[Direction]
Copy out each line of the material below that holds the string "closest".

[Source data]
□ □ □ □ □ □ □
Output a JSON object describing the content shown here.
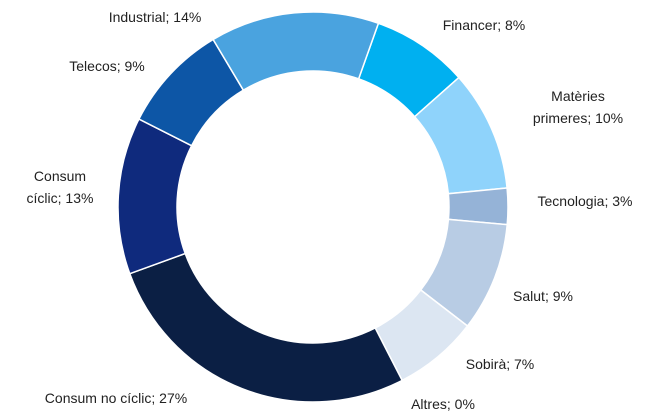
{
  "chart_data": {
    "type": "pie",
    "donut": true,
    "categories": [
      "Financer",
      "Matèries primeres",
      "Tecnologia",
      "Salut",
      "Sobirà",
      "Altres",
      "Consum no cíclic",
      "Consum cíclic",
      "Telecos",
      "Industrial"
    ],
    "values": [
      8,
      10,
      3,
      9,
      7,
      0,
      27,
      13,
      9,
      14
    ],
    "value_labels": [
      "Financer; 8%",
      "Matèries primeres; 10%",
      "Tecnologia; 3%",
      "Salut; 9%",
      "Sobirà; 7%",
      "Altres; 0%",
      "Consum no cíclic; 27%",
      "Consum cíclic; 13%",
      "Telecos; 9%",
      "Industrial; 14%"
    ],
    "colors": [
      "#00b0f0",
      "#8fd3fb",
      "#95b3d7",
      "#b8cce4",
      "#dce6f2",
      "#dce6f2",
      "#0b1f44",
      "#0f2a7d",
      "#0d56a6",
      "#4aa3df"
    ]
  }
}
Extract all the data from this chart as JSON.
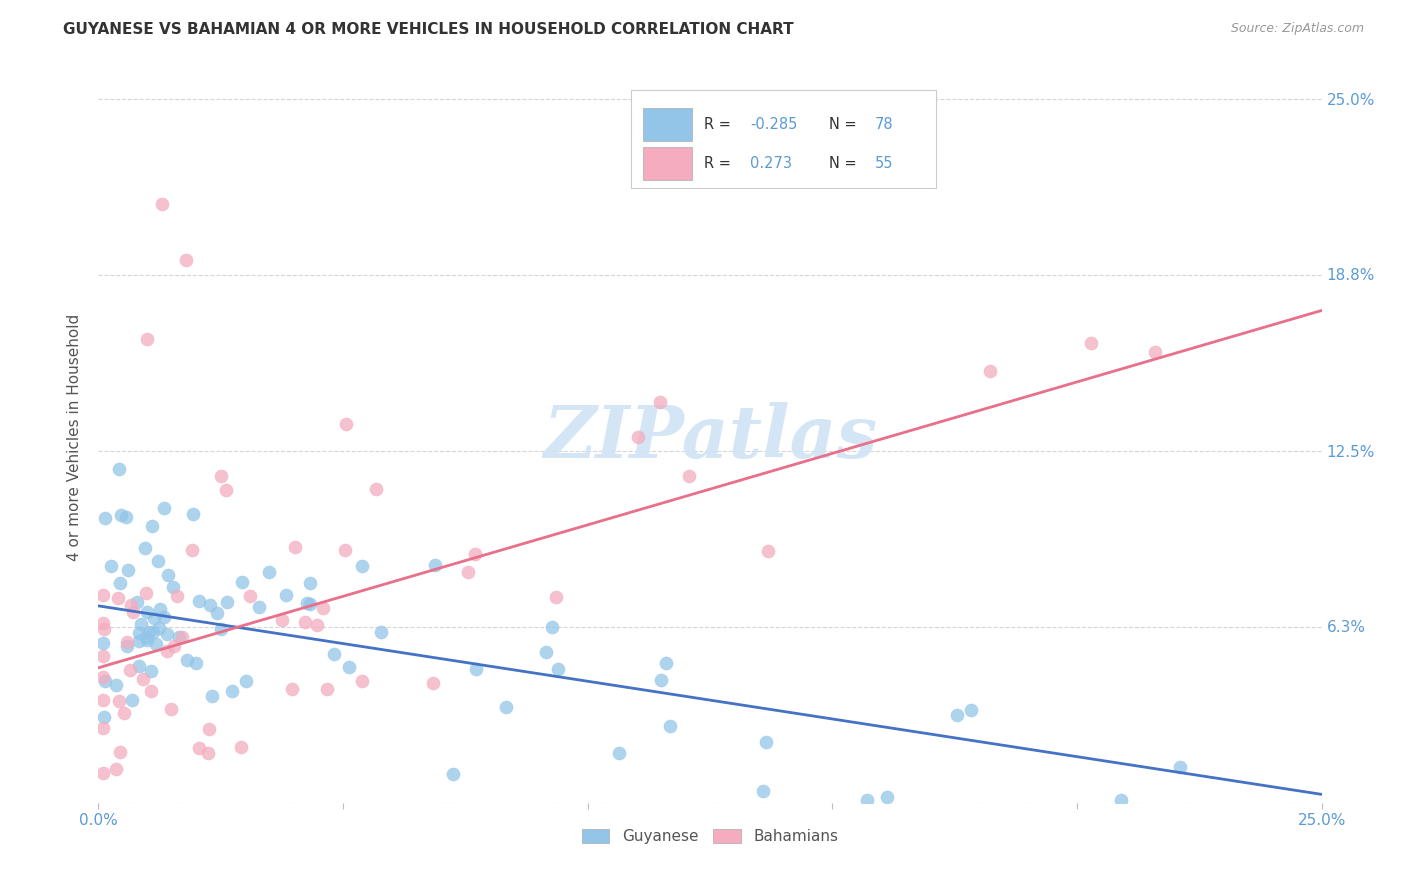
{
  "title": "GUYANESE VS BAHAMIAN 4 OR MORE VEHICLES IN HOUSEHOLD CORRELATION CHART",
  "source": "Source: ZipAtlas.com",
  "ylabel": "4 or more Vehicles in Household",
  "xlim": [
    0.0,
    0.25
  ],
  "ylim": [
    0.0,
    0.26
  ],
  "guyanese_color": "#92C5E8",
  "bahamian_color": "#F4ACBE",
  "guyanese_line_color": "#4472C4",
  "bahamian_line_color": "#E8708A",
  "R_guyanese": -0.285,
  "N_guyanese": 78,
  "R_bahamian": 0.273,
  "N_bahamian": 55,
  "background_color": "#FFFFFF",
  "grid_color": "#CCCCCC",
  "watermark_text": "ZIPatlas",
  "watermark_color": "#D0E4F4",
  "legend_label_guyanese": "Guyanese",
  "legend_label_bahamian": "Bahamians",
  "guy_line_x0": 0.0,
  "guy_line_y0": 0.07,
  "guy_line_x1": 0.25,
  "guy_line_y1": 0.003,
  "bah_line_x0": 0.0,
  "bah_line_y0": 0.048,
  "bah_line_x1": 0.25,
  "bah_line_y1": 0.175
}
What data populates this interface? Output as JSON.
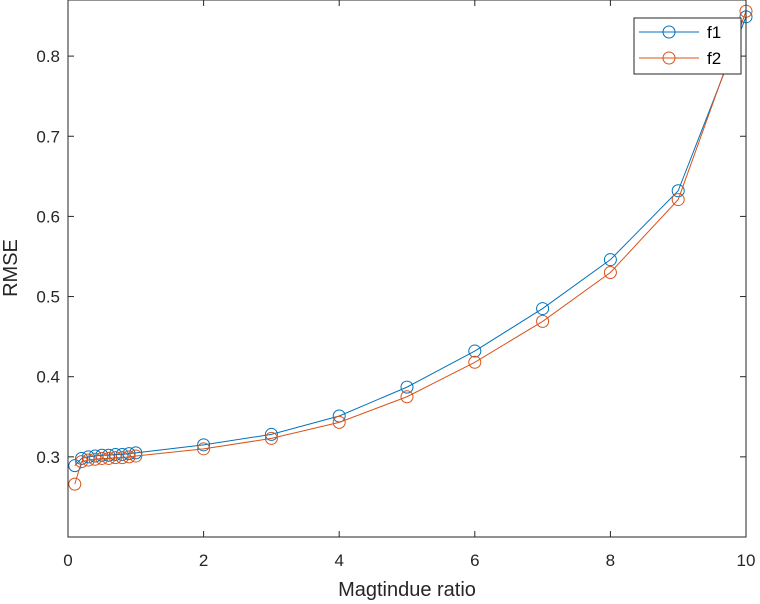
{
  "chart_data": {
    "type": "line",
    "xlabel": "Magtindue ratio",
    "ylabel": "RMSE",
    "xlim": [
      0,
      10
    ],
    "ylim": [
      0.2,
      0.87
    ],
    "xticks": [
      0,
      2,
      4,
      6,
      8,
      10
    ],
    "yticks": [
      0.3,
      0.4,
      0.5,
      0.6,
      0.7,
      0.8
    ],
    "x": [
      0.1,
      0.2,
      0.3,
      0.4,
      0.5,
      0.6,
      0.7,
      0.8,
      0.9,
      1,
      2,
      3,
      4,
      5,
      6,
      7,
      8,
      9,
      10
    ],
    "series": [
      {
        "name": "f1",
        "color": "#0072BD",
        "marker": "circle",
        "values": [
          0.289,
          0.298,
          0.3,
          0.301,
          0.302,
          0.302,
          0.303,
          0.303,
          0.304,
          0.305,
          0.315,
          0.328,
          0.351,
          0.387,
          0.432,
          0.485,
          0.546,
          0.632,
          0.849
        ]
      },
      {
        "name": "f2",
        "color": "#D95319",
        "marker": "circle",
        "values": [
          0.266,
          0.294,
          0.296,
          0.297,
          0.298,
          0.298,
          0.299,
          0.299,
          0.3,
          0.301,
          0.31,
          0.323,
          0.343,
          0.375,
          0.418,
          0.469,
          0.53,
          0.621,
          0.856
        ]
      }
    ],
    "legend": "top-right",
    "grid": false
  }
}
□ □ □ □ □ □ □
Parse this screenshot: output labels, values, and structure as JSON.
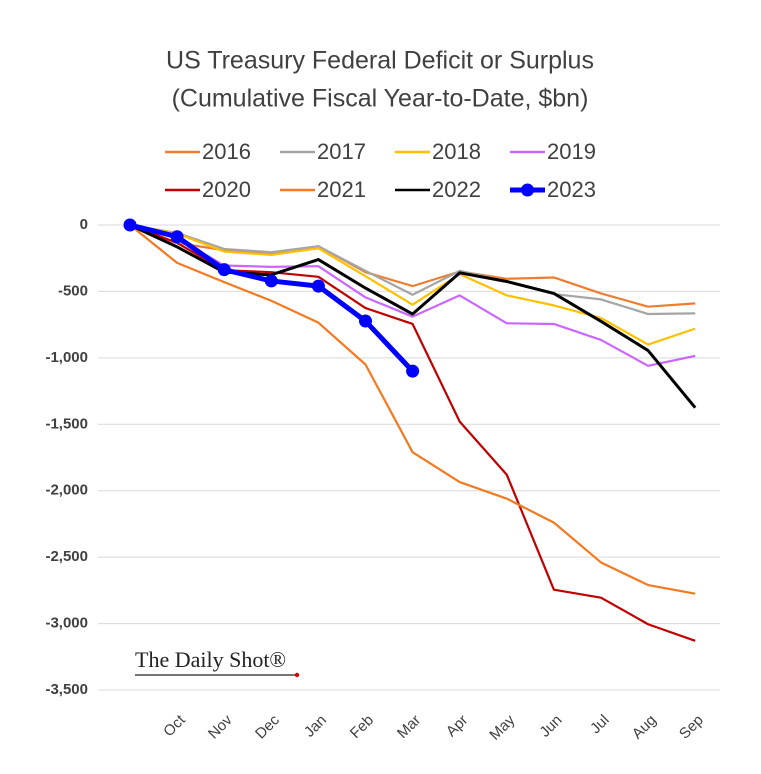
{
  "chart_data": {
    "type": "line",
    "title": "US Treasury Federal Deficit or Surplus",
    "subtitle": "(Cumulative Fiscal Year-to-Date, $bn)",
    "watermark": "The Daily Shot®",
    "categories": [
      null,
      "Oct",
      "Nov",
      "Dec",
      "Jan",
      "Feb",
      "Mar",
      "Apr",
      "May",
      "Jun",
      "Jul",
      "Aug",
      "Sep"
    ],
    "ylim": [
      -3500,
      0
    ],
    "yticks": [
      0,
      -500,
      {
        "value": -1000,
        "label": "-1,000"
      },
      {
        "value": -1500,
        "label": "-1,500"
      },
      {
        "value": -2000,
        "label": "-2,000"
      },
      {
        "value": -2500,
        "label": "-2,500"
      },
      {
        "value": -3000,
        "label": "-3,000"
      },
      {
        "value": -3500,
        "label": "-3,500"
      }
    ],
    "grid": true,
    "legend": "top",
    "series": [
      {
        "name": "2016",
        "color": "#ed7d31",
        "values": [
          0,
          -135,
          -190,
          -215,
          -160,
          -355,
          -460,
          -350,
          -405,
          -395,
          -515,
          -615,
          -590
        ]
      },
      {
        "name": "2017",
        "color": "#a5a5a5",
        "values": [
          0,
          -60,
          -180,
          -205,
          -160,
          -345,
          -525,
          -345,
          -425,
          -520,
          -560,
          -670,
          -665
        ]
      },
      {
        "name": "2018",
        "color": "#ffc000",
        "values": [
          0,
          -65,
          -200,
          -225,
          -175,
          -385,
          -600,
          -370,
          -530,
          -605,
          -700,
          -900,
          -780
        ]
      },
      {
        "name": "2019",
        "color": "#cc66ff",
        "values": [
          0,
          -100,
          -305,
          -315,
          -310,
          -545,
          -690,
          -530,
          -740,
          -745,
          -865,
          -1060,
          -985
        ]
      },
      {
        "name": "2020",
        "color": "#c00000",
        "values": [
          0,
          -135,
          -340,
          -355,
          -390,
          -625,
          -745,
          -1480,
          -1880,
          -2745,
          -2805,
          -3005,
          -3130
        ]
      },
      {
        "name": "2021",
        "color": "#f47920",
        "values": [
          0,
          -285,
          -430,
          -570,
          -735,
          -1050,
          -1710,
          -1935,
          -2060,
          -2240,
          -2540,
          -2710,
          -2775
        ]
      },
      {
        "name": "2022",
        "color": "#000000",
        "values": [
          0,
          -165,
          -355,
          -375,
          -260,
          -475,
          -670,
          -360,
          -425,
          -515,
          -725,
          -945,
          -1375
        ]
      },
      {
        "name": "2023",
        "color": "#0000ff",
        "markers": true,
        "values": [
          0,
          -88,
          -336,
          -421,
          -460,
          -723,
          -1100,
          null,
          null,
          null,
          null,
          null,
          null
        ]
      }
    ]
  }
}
□ □ □ □ □ □ □
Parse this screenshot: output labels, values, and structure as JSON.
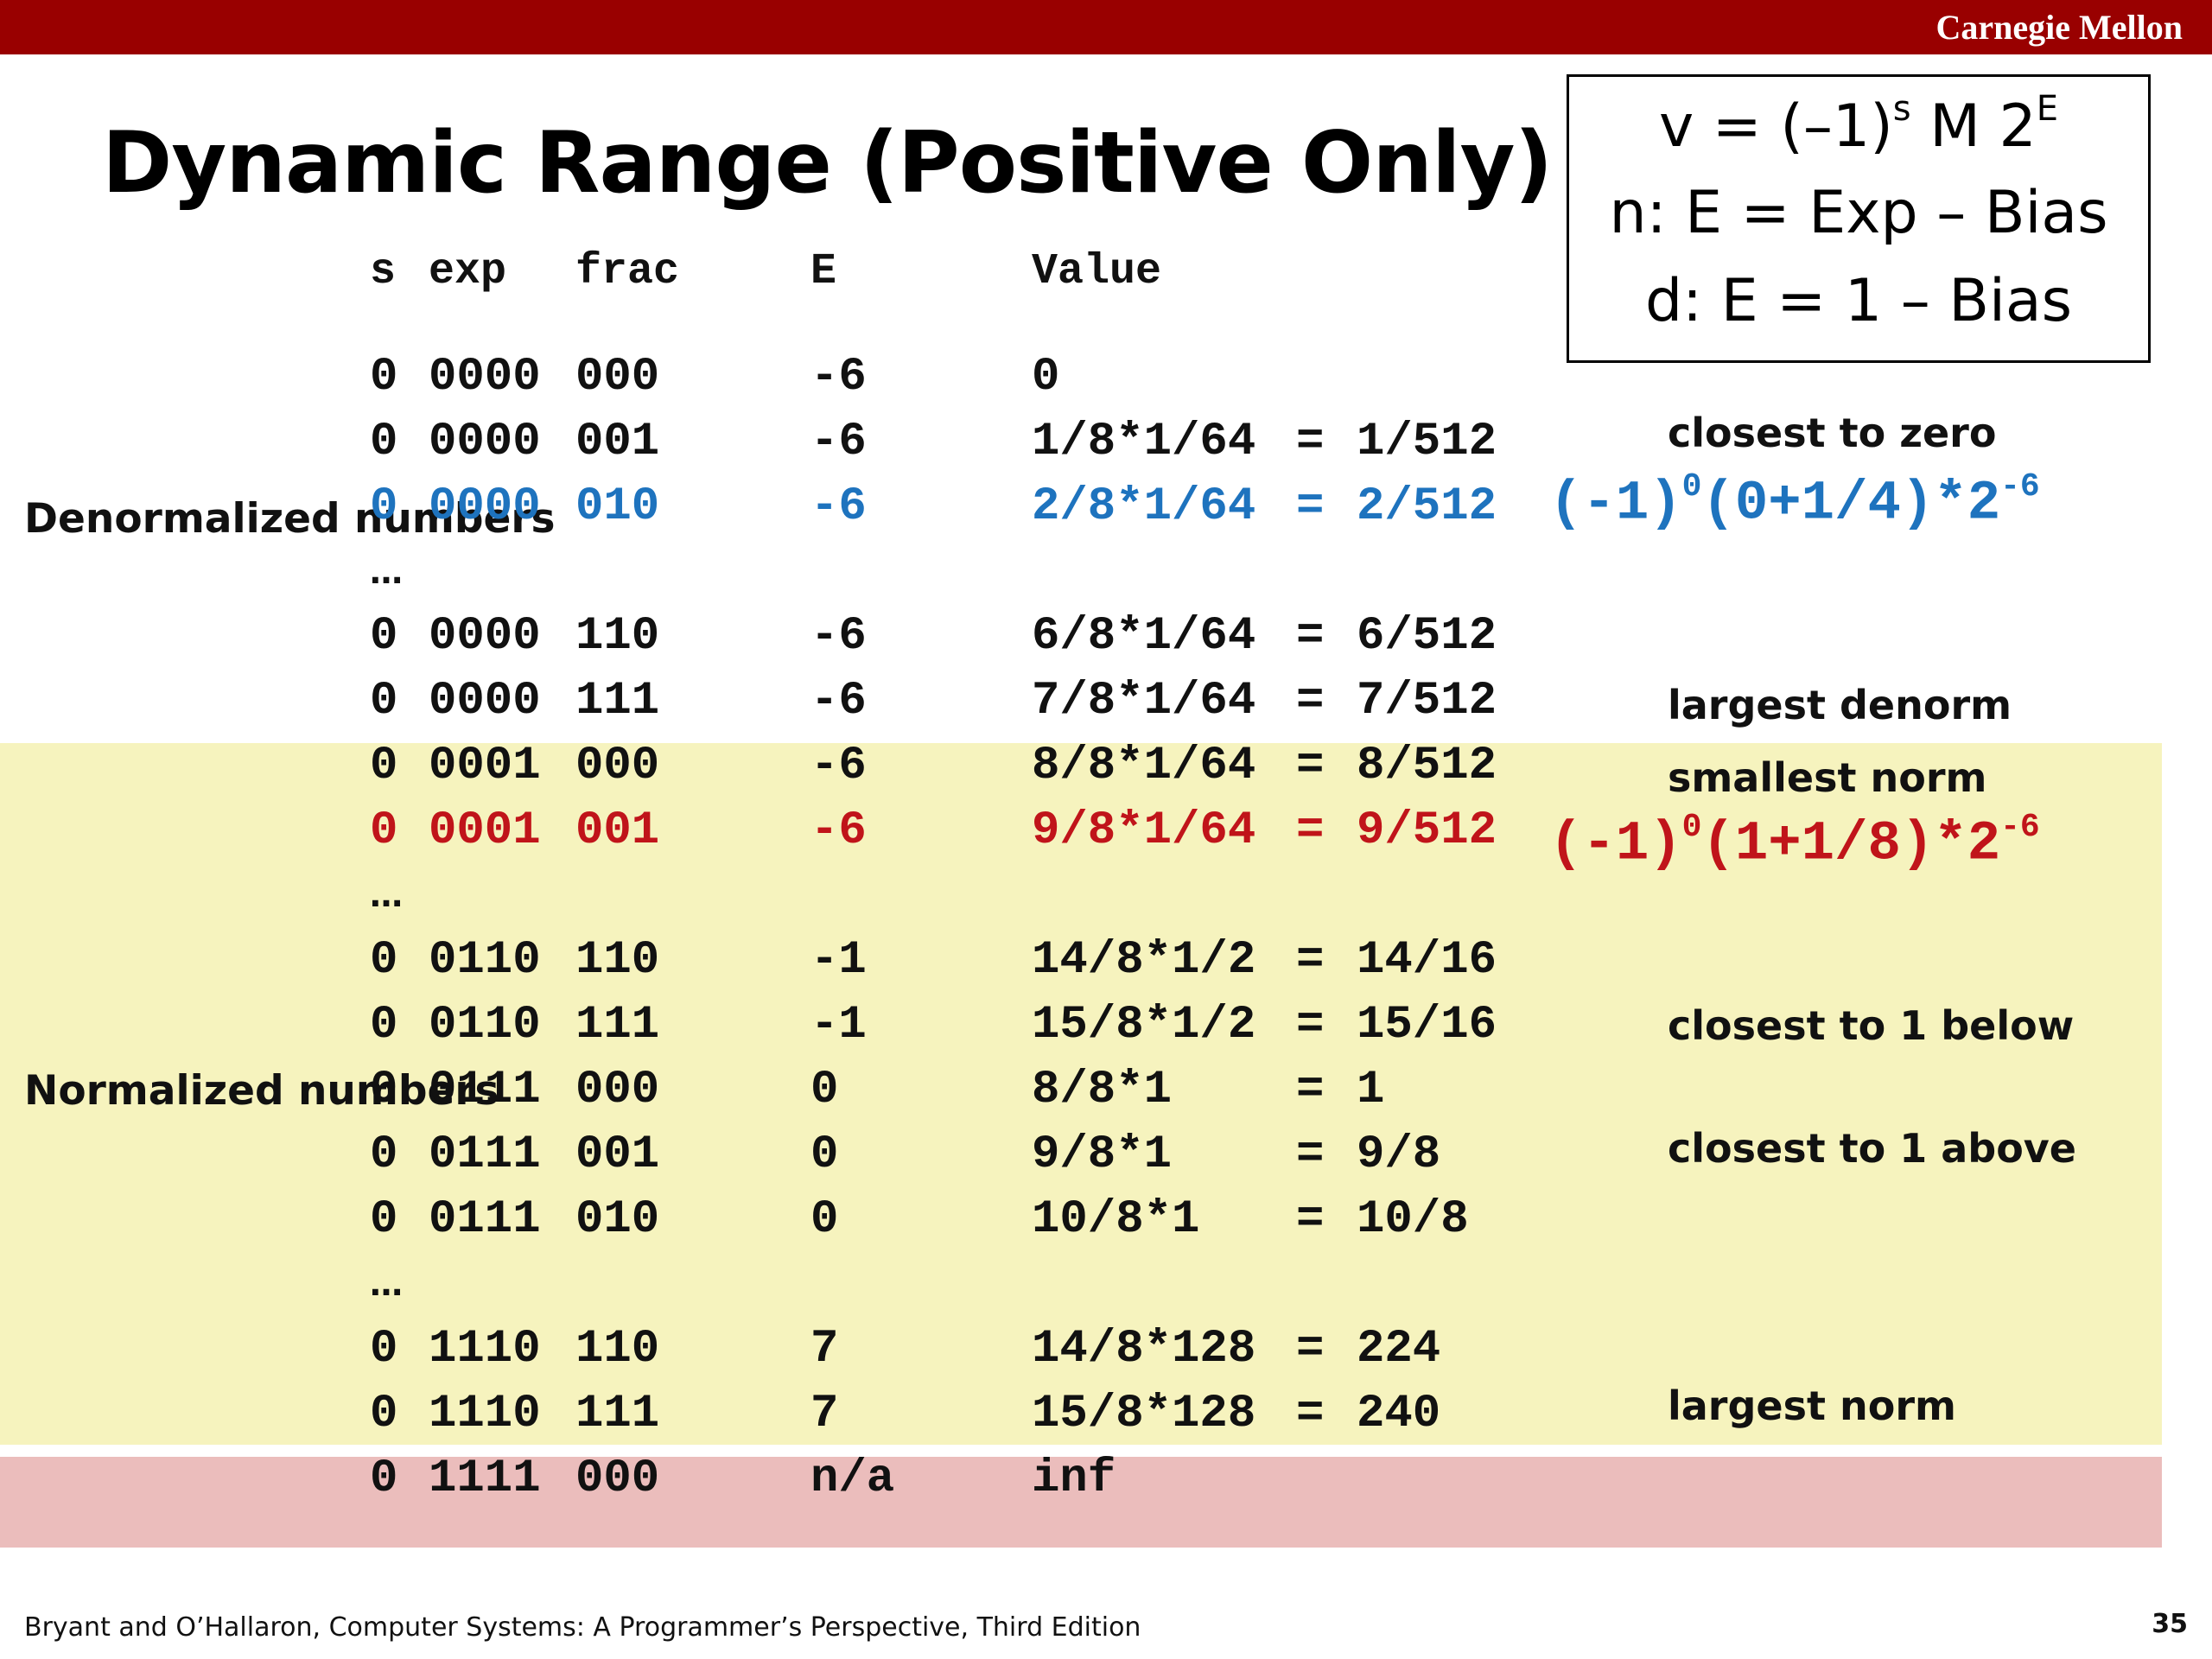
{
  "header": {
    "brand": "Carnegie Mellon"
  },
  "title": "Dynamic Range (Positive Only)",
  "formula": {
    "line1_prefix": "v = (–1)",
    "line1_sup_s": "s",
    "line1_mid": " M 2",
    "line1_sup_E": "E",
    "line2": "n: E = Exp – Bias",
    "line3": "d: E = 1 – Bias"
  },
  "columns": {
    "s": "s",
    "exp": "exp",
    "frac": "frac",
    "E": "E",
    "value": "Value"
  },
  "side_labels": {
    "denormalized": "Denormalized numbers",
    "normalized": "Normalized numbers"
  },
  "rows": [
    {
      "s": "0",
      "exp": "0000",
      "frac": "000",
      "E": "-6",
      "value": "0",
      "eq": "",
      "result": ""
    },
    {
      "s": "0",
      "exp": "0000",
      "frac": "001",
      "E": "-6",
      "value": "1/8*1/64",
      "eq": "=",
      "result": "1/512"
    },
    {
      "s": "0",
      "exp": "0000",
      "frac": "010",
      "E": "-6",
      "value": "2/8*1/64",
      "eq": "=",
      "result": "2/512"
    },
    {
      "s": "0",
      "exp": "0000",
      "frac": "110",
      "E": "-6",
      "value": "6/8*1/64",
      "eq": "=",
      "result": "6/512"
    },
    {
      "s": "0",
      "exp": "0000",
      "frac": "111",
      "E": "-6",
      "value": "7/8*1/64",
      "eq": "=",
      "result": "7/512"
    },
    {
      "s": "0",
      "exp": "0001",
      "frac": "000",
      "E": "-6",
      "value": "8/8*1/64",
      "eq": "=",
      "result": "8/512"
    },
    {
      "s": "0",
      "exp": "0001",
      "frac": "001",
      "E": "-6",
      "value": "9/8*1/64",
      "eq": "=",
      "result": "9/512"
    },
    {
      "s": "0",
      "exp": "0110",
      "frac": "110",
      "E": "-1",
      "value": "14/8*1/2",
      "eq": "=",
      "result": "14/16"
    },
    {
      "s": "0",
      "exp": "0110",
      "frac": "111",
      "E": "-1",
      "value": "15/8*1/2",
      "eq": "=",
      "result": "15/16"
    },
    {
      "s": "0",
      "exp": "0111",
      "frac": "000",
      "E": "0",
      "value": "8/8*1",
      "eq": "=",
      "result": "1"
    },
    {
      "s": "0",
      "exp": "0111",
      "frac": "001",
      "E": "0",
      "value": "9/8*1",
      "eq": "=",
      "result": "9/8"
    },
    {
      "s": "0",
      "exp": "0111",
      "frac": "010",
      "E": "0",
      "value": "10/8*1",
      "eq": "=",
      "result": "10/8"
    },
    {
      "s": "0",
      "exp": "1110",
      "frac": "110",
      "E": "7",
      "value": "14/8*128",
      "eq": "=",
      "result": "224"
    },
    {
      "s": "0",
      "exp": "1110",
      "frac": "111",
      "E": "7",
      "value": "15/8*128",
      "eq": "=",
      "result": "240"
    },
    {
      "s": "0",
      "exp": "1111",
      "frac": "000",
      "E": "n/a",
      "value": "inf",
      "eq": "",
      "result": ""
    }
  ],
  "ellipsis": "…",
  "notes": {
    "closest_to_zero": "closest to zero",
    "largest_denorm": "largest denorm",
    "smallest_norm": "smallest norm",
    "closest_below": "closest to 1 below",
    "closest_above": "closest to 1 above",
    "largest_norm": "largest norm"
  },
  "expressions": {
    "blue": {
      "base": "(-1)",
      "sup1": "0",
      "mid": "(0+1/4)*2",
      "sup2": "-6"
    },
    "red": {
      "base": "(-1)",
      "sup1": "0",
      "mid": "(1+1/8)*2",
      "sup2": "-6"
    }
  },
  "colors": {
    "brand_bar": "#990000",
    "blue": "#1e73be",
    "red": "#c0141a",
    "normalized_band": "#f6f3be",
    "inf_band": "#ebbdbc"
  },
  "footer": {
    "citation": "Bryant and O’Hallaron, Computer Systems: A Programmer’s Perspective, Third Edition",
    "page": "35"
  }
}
□ □ □ □ □ □ □
[Task result]
    "closest_to_zero": "closest to zero",
    "closest_below": "closest to 1 below",
    "closest_above": "closest to 1 above",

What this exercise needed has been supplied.